◆ Source extract

··········

Proving time has elapsed is done with an encryption algorithm (AES) that has been heavily optimized on most modern hardware, meaning it is unlikely to see massive efficiency gains that would give an adversary a large advantage in proving elapsed time. However, a downside to AES is that verifying the proof is computationally intensive, as is in mentioned by Srivatsan in our original proof-of-time document:

However, verification will take as much time as evaluation! By publishing intermediate checkpoints, verification time can be reduced, but the proof size is large and still requires a lot of parallel computation. The computation required for verification may be too much for light clients.

We have held the following assumptions about PoT verification:

  1. Time: Verification would take nearly as long as proving unless heavily parallelized.
  2. Energy: Verification would require the same amount of energy as proving and potentially conflict with the effort to “replace compute-intensive mining with storage-intensive farming.”
  3. Computational burden: Verification while farming wouldn’t be feasible on commodity hardware, making farming inaccessible to the masses.

Optimistic Verification

The proposed solution was to utilize fraud proofs so that farmers could “optimistically” verify PoT (i.e., trust the proofs to be true without verification) and only need to actually verify when a fraud is reported by other Timekeepers. The original analysis and plan for fraud proofs was straightforward. However, certain attack surfaces had not been considered. Securing against these has added significant complexity.

Security Considerations

  1. A Timekeeper’s primary role is to evaluate the PoT chain forward. This consumes 100% of a dedicated CPU core. Optimistic verification places another burden on Timekeepers - report fraud, a burden that consumes potentially uncapped resources and can lead to denial of service.

    This may happen with a cheap and easy attack. Fake PoT is low-cost to produce and gives malicious actors the ability to grind on challenges and build many longest and heaviest chains with minimal storage. With pessimistic verification, every farmer will refuse those right away. With optimistic verification, farmers rely on the one honest Timekeeper to produce fraud proofs for each and every such fork.

    If we limit how many forks the honest Timekeeper processes, we lose the guarantee that all fraudulent forks will be reported opening doors to long-range attacks.

  2. With optimistic verification, farmers rely on Timekeepers to not only provide slot challenges but also to warn of potential fraud. This requires a longer “challenge period” to give Timekeepers a chance to receive a fraudulent message, respond with a fraud proof, and propagate it back to farmers, which in turn gives adversaries a larger prediction window to produce on-demand plots and fake storage.

··········

◆ What this exercise asks
1/ In the proof-of-time excerpt, which encryption algorithm is used to prove that time has elapsed?
2/ Transcribe the proof-of-time excerpt word for word, starting at "However, verification will" and ending at "for light clients.".

··········

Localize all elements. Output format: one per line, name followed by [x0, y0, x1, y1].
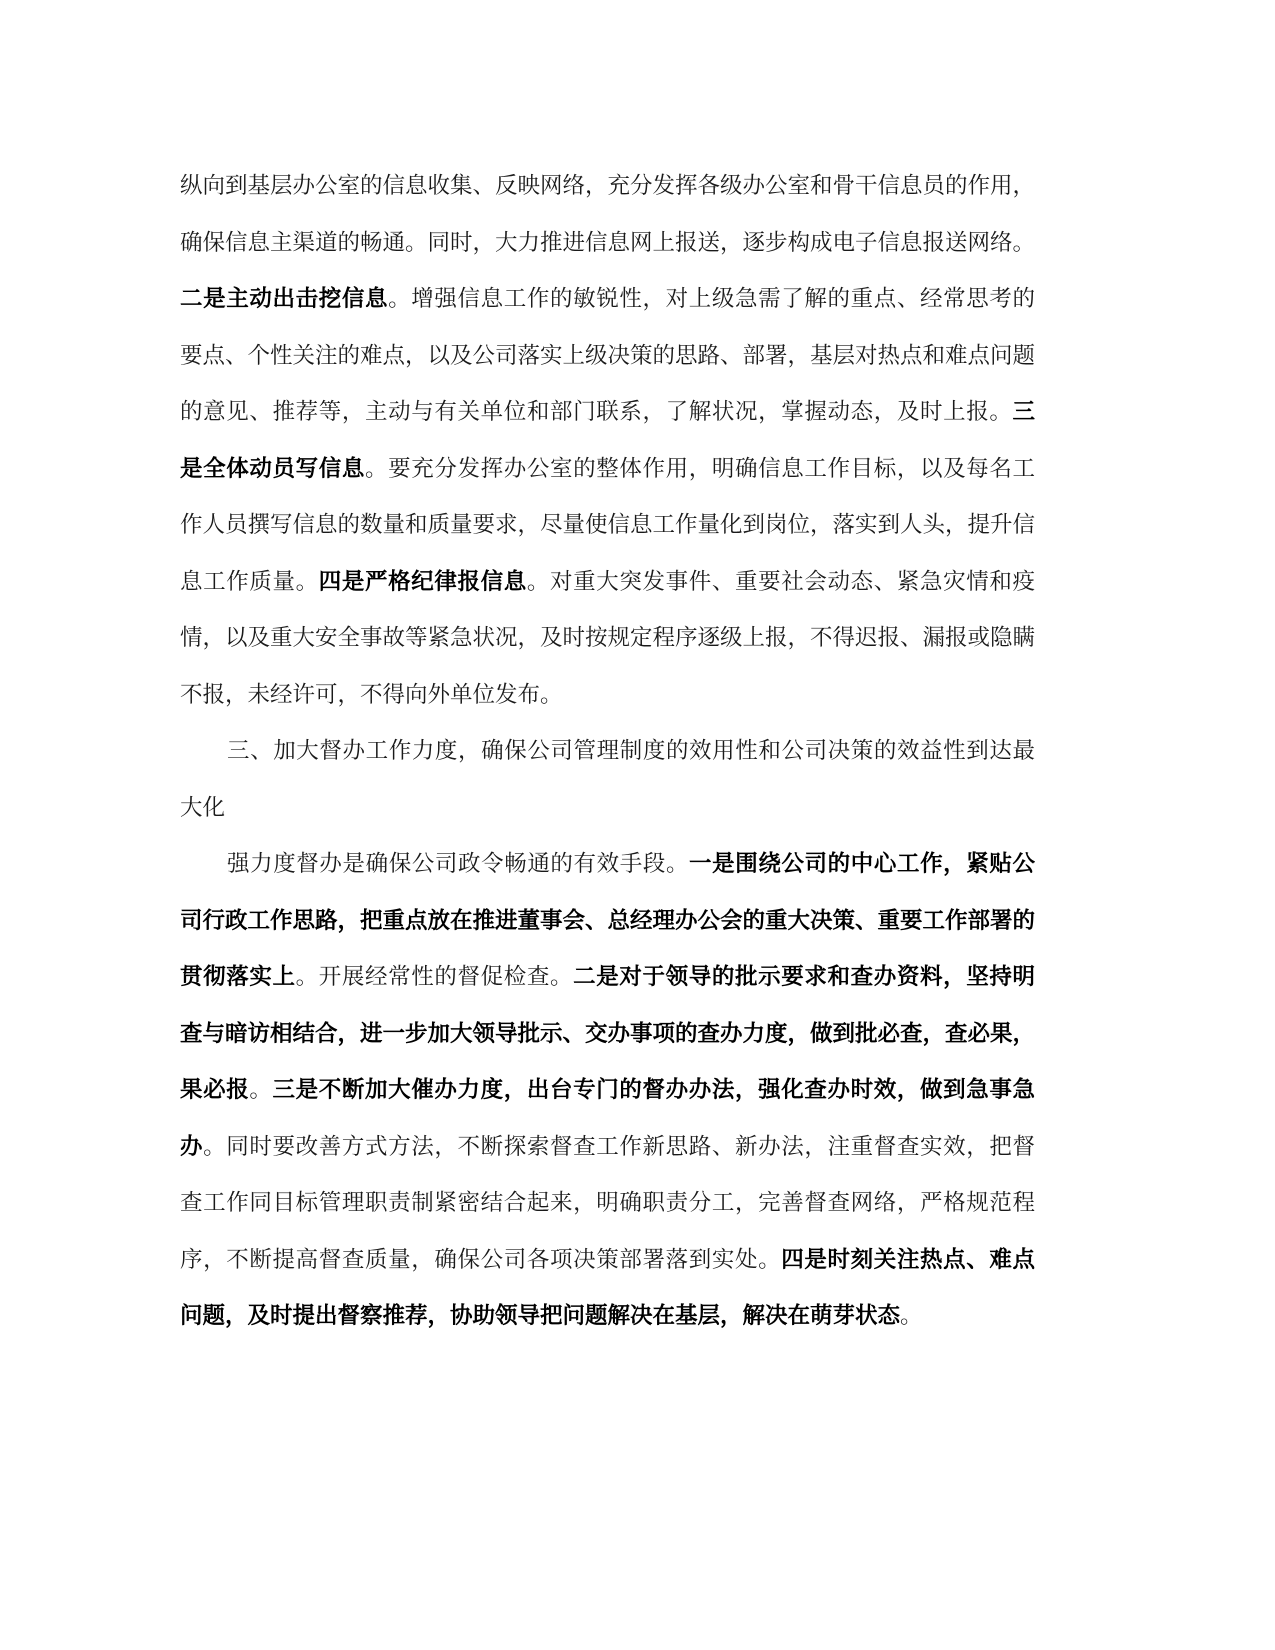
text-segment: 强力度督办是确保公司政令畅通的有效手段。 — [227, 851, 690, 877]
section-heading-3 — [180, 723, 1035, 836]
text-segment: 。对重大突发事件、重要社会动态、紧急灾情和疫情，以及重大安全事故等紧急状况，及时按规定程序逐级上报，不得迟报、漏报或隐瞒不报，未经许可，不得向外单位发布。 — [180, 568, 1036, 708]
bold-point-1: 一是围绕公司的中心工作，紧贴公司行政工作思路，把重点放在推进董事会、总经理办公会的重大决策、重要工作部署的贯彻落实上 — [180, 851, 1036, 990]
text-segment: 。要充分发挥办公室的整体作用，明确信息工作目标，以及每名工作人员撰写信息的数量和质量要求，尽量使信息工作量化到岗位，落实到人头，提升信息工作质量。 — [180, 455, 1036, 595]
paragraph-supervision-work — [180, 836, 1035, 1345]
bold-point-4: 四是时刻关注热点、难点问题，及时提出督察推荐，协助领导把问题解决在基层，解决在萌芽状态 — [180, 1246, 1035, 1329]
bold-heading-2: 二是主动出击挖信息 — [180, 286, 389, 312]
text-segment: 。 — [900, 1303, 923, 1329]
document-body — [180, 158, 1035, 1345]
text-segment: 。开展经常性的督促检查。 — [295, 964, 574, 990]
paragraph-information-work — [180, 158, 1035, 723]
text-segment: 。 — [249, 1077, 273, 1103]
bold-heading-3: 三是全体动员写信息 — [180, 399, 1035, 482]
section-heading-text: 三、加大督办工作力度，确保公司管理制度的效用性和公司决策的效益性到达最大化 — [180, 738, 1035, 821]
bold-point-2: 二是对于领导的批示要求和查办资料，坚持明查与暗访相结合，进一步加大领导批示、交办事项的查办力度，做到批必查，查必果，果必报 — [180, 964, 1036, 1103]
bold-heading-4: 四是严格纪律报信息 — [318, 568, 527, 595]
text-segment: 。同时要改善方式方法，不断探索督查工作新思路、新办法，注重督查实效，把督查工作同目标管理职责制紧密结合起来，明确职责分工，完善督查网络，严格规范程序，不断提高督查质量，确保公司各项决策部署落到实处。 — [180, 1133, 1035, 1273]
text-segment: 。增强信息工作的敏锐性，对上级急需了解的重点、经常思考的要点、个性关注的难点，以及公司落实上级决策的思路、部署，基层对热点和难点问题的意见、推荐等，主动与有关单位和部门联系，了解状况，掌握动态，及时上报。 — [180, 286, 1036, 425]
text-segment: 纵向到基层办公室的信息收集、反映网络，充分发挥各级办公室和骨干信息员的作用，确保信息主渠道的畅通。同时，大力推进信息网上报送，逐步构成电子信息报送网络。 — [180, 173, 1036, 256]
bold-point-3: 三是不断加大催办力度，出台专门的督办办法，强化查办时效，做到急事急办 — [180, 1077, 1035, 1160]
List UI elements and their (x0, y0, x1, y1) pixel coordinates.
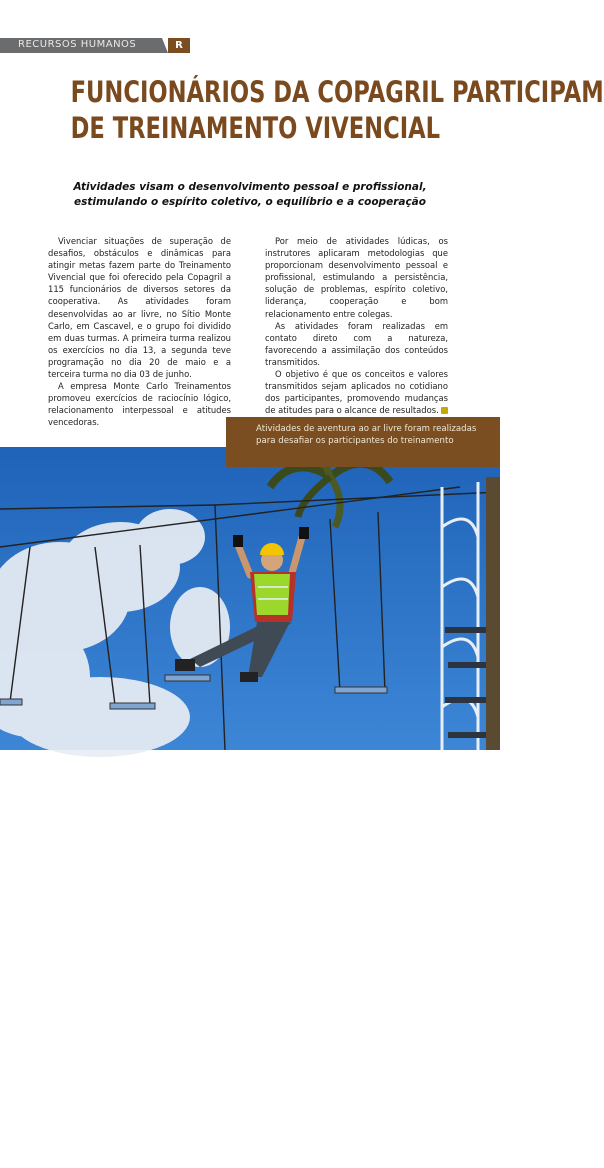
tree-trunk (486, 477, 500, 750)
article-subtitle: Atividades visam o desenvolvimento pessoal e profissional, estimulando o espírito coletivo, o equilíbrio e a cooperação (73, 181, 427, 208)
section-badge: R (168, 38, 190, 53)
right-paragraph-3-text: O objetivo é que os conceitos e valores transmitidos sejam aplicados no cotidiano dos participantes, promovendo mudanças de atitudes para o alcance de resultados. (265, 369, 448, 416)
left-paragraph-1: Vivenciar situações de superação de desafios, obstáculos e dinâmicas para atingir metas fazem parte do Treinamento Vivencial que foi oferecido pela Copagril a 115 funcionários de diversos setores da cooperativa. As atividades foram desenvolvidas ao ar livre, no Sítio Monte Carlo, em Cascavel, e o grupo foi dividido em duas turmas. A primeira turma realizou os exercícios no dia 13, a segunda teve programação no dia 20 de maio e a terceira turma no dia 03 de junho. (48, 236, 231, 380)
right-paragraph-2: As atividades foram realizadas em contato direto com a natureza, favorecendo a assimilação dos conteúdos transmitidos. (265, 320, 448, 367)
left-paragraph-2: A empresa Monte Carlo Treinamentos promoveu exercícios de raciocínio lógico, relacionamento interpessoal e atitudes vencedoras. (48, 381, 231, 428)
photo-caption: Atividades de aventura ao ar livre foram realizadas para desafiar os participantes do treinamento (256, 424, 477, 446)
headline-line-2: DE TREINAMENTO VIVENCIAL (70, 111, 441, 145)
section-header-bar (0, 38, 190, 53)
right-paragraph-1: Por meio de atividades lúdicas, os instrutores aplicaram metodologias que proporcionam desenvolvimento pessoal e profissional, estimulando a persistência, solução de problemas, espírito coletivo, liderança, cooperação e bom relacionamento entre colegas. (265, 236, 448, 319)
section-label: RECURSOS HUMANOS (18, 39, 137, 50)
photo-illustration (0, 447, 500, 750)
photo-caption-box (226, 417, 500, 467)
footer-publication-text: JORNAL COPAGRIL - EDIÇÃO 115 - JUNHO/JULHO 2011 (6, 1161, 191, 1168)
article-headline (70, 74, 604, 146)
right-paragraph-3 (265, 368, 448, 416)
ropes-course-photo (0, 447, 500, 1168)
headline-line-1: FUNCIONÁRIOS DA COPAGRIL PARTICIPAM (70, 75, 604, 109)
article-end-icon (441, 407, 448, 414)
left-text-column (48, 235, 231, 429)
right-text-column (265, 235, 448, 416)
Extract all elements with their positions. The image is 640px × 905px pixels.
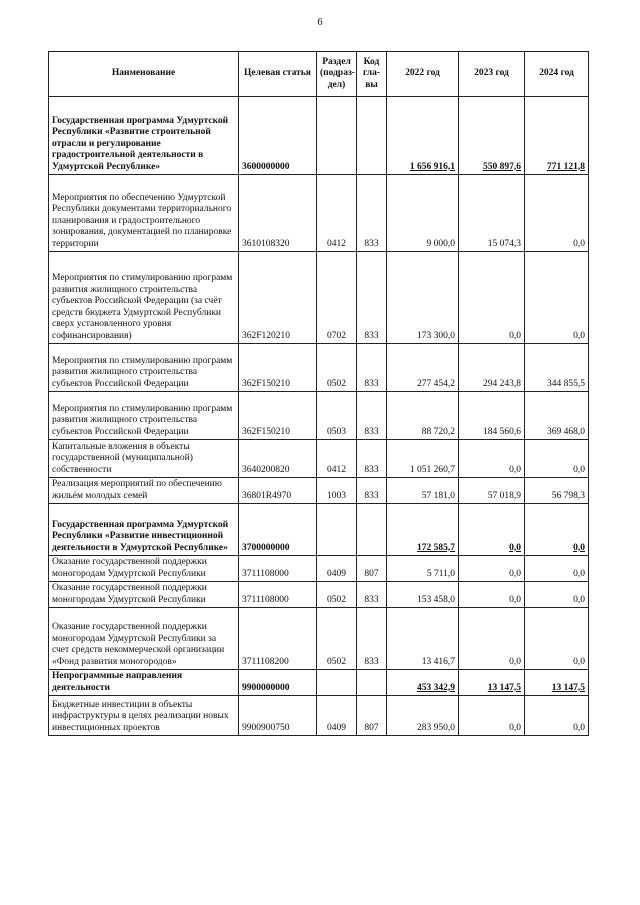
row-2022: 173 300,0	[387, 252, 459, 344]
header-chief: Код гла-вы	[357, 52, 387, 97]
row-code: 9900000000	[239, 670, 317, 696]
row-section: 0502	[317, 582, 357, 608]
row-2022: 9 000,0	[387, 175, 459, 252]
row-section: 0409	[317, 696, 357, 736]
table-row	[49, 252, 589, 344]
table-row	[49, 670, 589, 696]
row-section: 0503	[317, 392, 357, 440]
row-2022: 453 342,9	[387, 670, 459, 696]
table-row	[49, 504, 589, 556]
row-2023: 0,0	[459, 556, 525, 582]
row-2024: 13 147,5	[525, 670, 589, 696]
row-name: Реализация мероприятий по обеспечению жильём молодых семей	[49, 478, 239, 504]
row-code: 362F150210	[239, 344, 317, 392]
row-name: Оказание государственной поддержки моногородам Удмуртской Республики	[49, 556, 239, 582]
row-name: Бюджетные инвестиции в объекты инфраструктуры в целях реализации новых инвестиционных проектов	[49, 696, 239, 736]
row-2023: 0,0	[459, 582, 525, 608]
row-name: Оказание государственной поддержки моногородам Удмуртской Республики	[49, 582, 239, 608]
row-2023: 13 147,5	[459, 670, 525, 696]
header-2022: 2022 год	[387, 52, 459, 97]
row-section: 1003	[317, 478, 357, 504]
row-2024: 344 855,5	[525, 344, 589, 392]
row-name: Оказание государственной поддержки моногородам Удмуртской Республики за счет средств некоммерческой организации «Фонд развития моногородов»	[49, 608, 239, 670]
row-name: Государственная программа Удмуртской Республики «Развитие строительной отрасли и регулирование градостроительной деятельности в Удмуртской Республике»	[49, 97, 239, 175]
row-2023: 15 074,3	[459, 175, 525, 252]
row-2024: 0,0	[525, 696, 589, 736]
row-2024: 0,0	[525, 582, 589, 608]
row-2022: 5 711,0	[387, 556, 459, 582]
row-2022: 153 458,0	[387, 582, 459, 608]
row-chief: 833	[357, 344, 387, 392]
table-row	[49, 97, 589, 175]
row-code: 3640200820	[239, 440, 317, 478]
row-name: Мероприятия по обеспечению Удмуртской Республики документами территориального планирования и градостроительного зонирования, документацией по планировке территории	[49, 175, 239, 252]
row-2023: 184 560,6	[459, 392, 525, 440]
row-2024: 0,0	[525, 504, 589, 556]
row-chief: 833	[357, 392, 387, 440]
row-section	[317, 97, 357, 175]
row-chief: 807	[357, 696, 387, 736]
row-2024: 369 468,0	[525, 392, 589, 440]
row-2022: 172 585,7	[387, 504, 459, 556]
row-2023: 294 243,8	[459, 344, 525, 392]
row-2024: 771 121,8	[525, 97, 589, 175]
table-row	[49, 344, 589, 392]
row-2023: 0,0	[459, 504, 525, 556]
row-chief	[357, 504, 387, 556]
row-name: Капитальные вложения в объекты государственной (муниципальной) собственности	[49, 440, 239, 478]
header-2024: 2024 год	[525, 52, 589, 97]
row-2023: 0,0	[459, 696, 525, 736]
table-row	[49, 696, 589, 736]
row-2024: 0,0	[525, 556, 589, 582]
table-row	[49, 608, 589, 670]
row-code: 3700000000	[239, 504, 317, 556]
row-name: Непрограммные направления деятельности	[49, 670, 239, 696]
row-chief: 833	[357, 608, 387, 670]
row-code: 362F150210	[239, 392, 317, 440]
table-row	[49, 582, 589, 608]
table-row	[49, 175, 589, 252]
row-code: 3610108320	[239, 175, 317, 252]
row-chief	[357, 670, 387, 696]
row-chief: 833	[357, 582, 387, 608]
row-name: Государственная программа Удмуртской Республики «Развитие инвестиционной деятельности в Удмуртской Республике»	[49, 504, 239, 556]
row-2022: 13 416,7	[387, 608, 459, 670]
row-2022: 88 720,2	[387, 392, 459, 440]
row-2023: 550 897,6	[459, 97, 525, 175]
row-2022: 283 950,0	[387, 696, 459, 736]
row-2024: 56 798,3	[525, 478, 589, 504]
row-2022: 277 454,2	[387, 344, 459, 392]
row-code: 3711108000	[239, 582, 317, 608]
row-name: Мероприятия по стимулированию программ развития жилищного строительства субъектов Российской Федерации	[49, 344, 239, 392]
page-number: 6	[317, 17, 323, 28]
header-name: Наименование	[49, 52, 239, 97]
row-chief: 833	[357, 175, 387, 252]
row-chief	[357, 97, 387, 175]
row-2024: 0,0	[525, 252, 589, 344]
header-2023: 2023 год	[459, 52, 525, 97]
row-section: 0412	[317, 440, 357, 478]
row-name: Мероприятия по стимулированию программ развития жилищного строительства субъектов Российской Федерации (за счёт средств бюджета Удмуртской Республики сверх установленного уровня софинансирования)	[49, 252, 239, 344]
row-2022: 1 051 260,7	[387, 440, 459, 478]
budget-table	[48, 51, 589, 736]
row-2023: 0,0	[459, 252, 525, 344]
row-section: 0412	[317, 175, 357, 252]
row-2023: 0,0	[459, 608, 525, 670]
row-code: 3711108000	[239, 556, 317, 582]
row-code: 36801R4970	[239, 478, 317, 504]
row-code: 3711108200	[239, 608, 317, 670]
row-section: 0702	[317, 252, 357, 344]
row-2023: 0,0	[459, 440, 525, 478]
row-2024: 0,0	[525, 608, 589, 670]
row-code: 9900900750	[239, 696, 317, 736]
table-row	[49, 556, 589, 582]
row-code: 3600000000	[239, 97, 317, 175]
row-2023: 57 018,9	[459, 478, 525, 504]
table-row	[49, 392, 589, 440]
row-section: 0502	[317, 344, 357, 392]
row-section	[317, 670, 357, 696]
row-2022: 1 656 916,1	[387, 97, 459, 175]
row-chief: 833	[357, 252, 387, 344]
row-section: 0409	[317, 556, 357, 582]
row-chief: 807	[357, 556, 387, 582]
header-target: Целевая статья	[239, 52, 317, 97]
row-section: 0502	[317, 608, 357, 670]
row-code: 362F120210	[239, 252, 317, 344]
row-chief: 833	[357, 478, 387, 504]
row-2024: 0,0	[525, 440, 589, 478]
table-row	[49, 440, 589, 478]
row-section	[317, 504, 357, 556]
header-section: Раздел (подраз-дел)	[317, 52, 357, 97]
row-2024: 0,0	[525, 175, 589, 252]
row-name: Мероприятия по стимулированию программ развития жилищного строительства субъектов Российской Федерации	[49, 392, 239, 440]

··········

◆ Solutions per task
1/ AES

2/
However, verification will take as much time as evaluation! By publishing intermediate checkpoints, verification time can be reduced, but the proof size is large and still requires a lot of parallel computation. The computation required for verification may be too much for light clients.